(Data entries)
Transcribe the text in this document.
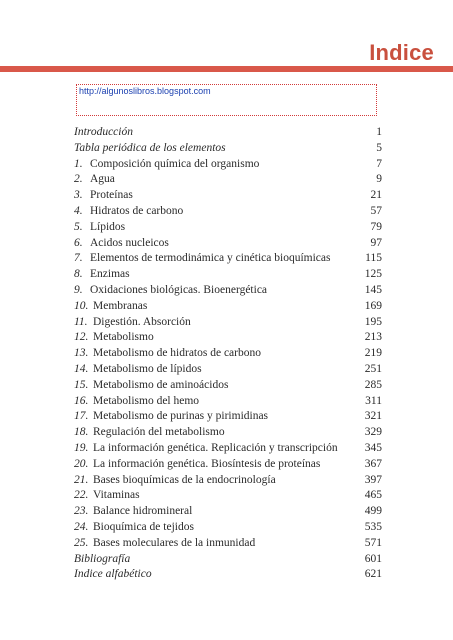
Indice
http://algunoslibros.blogspot.com
Introducción	1
Tabla periódica de los elementos	5
1. Composición química del organismo	7
2. Agua	9
3. Proteínas	21
4. Hidratos de carbono	57
5. Lípidos	79
6. Acidos nucleicos	97
7. Elementos de termodinámica y cinética bioquímicas	115
8. Enzimas	125
9. Oxidaciones biológicas. Bioenergética	145
10. Membranas	169
11. Digestión. Absorción	195
12. Metabolismo	213
13. Metabolismo de hidratos de carbono	219
14. Metabolismo de lípidos	251
15. Metabolismo de aminoácidos	285
16. Metabolismo del hemo	311
17. Metabolismo de purinas y pirimidinas	321
18. Regulación del metabolismo	329
19. La información genética. Replicación y transcripción 345
20. La información genética. Biosíntesis de proteínas	367
21. Bases bioquímicas de la endocrinología	397
22. Vitaminas	465
23. Balance hidromineral	499
24. Bioquímica de tejidos	535
25. Bases moleculares de la inmunidad	571
Bibliografía	601
Indice alfabético	621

## Directive
Print the entries above exactly, taking out only the pictures.

## Solution to the exercise
Transcribe the text in this document.
Indice
http://algunoslibros.blogspot.com
Introducción	1
Tabla periódica de los elementos	5
1. Composición química del organismo	7
2. Agua	9
3. Proteínas	21
4. Hidratos de carbono	57
5. Lípidos	79
6. Acidos nucleicos	97
7. Elementos de termodinámica y cinética bioquímicas	115
8. Enzimas	125
9. Oxidaciones biológicas. Bioenergética	145
10. Membranas	169
11. Digestión. Absorción	195
12. Metabolismo	213
13. Metabolismo de hidratos de carbono	219
14. Metabolismo de lípidos	251
15. Metabolismo de aminoácidos	285
16. Metabolismo del hemo	311
17. Metabolismo de purinas y pirimidinas	321
18. Regulación del metabolismo	329
19. La información genética. Replicación y transcripción 345
20. La información genética. Biosíntesis de proteínas	367
21. Bases bioquímicas de la endocrinología	397
22. Vitaminas	465
23. Balance hidromineral	499
24. Bioquímica de tejidos	535
25. Bases moleculares de la inmunidad	571
Bibliografía	601
Indice alfabético	621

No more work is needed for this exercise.